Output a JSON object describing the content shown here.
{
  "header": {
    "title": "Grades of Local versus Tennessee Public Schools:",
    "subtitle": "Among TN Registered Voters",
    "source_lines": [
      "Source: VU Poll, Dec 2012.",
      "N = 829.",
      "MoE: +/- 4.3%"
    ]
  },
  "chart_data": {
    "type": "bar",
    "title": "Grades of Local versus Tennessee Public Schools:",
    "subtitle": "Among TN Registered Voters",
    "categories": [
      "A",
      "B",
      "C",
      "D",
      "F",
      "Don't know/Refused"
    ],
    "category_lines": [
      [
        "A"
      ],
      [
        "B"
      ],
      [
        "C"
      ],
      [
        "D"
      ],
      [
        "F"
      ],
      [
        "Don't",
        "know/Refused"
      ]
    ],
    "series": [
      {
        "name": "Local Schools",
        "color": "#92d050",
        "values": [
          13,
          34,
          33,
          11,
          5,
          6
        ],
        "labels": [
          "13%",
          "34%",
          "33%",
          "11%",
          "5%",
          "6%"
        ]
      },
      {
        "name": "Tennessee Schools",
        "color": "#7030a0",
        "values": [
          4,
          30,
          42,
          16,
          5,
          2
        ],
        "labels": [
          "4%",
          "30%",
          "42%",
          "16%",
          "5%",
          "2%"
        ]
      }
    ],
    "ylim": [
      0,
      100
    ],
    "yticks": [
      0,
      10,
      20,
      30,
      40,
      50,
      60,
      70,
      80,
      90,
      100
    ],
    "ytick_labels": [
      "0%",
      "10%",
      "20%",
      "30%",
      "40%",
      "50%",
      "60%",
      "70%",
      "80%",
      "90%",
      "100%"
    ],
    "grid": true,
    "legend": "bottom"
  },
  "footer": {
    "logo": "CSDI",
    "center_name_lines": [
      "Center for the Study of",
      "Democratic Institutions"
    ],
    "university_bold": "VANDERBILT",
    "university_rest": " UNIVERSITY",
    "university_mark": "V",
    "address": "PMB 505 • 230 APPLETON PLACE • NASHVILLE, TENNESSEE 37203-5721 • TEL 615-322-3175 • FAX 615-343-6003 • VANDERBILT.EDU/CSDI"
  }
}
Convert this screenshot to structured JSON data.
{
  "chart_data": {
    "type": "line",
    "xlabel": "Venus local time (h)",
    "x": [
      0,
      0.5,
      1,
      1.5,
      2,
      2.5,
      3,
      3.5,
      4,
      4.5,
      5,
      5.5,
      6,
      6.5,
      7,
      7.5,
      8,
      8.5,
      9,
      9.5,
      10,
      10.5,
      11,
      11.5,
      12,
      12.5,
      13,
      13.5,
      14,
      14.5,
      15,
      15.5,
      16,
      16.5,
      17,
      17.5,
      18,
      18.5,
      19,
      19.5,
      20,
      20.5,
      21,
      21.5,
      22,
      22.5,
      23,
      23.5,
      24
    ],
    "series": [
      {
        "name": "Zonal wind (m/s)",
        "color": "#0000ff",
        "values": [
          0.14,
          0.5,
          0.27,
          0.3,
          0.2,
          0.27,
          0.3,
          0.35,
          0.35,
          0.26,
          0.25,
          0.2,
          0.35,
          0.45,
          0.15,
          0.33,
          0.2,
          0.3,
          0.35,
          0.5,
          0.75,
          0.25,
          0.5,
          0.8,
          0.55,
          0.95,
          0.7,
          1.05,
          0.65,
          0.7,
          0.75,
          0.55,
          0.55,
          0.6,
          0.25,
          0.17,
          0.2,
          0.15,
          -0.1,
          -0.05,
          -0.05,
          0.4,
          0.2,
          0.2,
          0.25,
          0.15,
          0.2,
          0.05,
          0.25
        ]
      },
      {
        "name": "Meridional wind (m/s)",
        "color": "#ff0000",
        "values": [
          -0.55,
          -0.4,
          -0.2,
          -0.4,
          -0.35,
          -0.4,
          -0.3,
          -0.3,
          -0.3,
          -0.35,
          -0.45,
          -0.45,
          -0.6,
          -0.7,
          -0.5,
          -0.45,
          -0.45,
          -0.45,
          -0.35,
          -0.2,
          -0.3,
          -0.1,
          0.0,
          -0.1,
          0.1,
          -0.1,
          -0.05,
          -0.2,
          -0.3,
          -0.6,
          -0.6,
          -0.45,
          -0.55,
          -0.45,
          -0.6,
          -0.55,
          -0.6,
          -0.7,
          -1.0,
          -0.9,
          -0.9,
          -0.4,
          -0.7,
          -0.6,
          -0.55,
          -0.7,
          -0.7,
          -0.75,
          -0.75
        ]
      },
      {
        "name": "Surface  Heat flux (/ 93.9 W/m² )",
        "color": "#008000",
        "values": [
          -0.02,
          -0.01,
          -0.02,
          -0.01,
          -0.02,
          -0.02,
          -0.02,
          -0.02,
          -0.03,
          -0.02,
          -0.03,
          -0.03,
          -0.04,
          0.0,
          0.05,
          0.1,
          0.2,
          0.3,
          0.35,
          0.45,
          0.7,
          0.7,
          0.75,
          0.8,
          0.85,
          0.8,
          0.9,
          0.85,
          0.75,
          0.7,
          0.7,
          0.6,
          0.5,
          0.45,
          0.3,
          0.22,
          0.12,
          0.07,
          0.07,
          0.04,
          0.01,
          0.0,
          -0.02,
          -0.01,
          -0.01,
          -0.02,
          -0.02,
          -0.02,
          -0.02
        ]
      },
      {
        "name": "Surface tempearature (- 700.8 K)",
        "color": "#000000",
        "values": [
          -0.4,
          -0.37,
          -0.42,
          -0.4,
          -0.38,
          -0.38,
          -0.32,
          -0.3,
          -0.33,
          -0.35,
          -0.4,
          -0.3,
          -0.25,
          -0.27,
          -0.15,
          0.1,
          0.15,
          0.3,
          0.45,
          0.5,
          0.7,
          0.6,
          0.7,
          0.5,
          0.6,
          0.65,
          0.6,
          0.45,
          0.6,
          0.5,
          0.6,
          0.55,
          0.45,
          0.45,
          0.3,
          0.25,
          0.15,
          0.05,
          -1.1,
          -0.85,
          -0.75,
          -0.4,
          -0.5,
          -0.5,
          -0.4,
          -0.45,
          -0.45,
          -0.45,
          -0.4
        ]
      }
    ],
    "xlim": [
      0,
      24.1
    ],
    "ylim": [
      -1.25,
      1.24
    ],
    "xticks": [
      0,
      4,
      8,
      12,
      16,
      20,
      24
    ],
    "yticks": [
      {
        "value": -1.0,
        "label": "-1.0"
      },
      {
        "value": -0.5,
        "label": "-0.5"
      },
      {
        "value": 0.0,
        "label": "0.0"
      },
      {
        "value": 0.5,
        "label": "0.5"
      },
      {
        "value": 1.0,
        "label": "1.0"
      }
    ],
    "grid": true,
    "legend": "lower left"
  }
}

********

§ **Exercise aim**: Write out all of the records once more, exactly.

§ **Final result**:
Output a JSON object describing the content shown here.
{
  "header": {
    "title": "Grades of Local versus Tennessee Public Schools:",
    "subtitle": "Among TN Registered Voters",
    "source_lines": [
      "Source: VU Poll, Dec 2012.",
      "N = 829.",
      "MoE: +/- 4.3%"
    ]
  },
  "chart_data": {
    "type": "bar",
    "title": "Grades of Local versus Tennessee Public Schools:",
    "subtitle": "Among TN Registered Voters",
    "categories": [
      "A",
      "B",
      "C",
      "D",
      "F",
      "Don't know/Refused"
    ],
    "category_lines": [
      [
        "A"
      ],
      [
        "B"
      ],
      [
        "C"
      ],
      [
        "D"
      ],
      [
        "F"
      ],
      [
        "Don't",
        "know/Refused"
      ]
    ],
    "series": [
      {
        "name": "Local Schools",
        "color": "#92d050",
        "values": [
          13,
          34,
          33,
          11,
          5,
          6
        ],
        "labels": [
          "13%",
          "34%",
          "33%",
          "11%",
          "5%",
          "6%"
        ]
      },
      {
        "name": "Tennessee Schools",
        "color": "#7030a0",
        "values": [
          4,
          30,
          42,
          16,
          5,
          2
        ],
        "labels": [
          "4%",
          "30%",
          "42%",
          "16%",
          "5%",
          "2%"
        ]
      }
    ],
    "ylim": [
      0,
      100
    ],
    "yticks": [
      0,
      10,
      20,
      30,
      40,
      50,
      60,
      70,
      80,
      90,
      100
    ],
    "ytick_labels": [
      "0%",
      "10%",
      "20%",
      "30%",
      "40%",
      "50%",
      "60%",
      "70%",
      "80%",
      "90%",
      "100%"
    ],
    "grid": true,
    "legend": "bottom"
  },
  "footer": {
    "logo": "CSDI",
    "center_name_lines": [
      "Center for the Study of",
      "Democratic Institutions"
    ],
    "university_bold": "VANDERBILT",
    "university_rest": " UNIVERSITY",
    "university_mark": "V",
    "address": "PMB 505 • 230 APPLETON PLACE • NASHVILLE, TENNESSEE 37203-5721 • TEL 615-322-3175 • FAX 615-343-6003 • VANDERBILT.EDU/CSDI"
  }
}
Convert this screenshot to structured JSON data.
{
  "chart_data": {
    "type": "line",
    "xlabel": "Venus local time (h)",
    "x": [
      0,
      0.5,
      1,
      1.5,
      2,
      2.5,
      3,
      3.5,
      4,
      4.5,
      5,
      5.5,
      6,
      6.5,
      7,
      7.5,
      8,
      8.5,
      9,
      9.5,
      10,
      10.5,
      11,
      11.5,
      12,
      12.5,
      13,
      13.5,
      14,
      14.5,
      15,
      15.5,
      16,
      16.5,
      17,
      17.5,
      18,
      18.5,
      19,
      19.5,
      20,
      20.5,
      21,
      21.5,
      22,
      22.5,
      23,
      23.5,
      24
    ],
    "series": [
      {
        "name": "Zonal wind (m/s)",
        "color": "#0000ff",
        "values": [
          0.14,
          0.5,
          0.27,
          0.3,
          0.2,
          0.27,
          0.3,
          0.35,
          0.35,
          0.26,
          0.25,
          0.2,
          0.35,
          0.45,
          0.15,
          0.33,
          0.2,
          0.3,
          0.35,
          0.5,
          0.75,
          0.25,
          0.5,
          0.8,
          0.55,
          0.95,
          0.7,
          1.05,
          0.65,
          0.7,
          0.75,
          0.55,
          0.55,
          0.6,
          0.25,
          0.17,
          0.2,
          0.15,
          -0.1,
          -0.05,
          -0.05,
          0.4,
          0.2,
          0.2,
          0.25,
          0.15,
          0.2,
          0.05,
          0.25
        ]
      },
      {
        "name": "Meridional wind (m/s)",
        "color": "#ff0000",
        "values": [
          -0.55,
          -0.4,
          -0.2,
          -0.4,
          -0.35,
          -0.4,
          -0.3,
          -0.3,
          -0.3,
          -0.35,
          -0.45,
          -0.45,
          -0.6,
          -0.7,
          -0.5,
          -0.45,
          -0.45,
          -0.45,
          -0.35,
          -0.2,
          -0.3,
          -0.1,
          0.0,
          -0.1,
          0.1,
          -0.1,
          -0.05,
          -0.2,
          -0.3,
          -0.6,
          -0.6,
          -0.45,
          -0.55,
          -0.45,
          -0.6,
          -0.55,
          -0.6,
          -0.7,
          -1.0,
          -0.9,
          -0.9,
          -0.4,
          -0.7,
          -0.6,
          -0.55,
          -0.7,
          -0.7,
          -0.75,
          -0.75
        ]
      },
      {
        "name": "Surface  Heat flux (/ 93.9 W/m² )",
        "color": "#008000",
        "values": [
          -0.02,
          -0.01,
          -0.02,
          -0.01,
          -0.02,
          -0.02,
          -0.02,
          -0.02,
          -0.03,
          -0.02,
          -0.03,
          -0.03,
          -0.04,
          0.0,
          0.05,
          0.1,
          0.2,
          0.3,
          0.35,
          0.45,
          0.7,
          0.7,
          0.75,
          0.8,
          0.85,
          0.8,
          0.9,
          0.85,
          0.75,
          0.7,
          0.7,
          0.6,
          0.5,
          0.45,
          0.3,
          0.22,
          0.12,
          0.07,
          0.07,
          0.04,
          0.01,
          0.0,
          -0.02,
          -0.01,
          -0.01,
          -0.02,
          -0.02,
          -0.02,
          -0.02
        ]
      },
      {
        "name": "Surface tempearature (- 700.8 K)",
        "color": "#000000",
        "values": [
          -0.4,
          -0.37,
          -0.42,
          -0.4,
          -0.38,
          -0.38,
          -0.32,
          -0.3,
          -0.33,
          -0.35,
          -0.4,
          -0.3,
          -0.25,
          -0.27,
          -0.15,
          0.1,
          0.15,
          0.3,
          0.45,
          0.5,
          0.7,
          0.6,
          0.7,
          0.5,
          0.6,
          0.65,
          0.6,
          0.45,
          0.6,
          0.5,
          0.6,
          0.55,
          0.45,
          0.45,
          0.3,
          0.25,
          0.15,
          0.05,
          -1.1,
          -0.85,
          -0.75,
          -0.4,
          -0.5,
          -0.5,
          -0.4,
          -0.45,
          -0.45,
          -0.45,
          -0.4
        ]
      }
    ],
    "xlim": [
      0,
      24.1
    ],
    "ylim": [
      -1.25,
      1.24
    ],
    "xticks": [
      0,
      4,
      8,
      12,
      16,
      20,
      24
    ],
    "yticks": [
      {
        "value": -1.0,
        "label": "-1.0"
      },
      {
        "value": -0.5,
        "label": "-0.5"
      },
      {
        "value": 0.0,
        "label": "0.0"
      },
      {
        "value": 0.5,
        "label": "0.5"
      },
      {
        "value": 1.0,
        "label": "1.0"
      }
    ],
    "grid": true,
    "legend": "lower left"
  }
}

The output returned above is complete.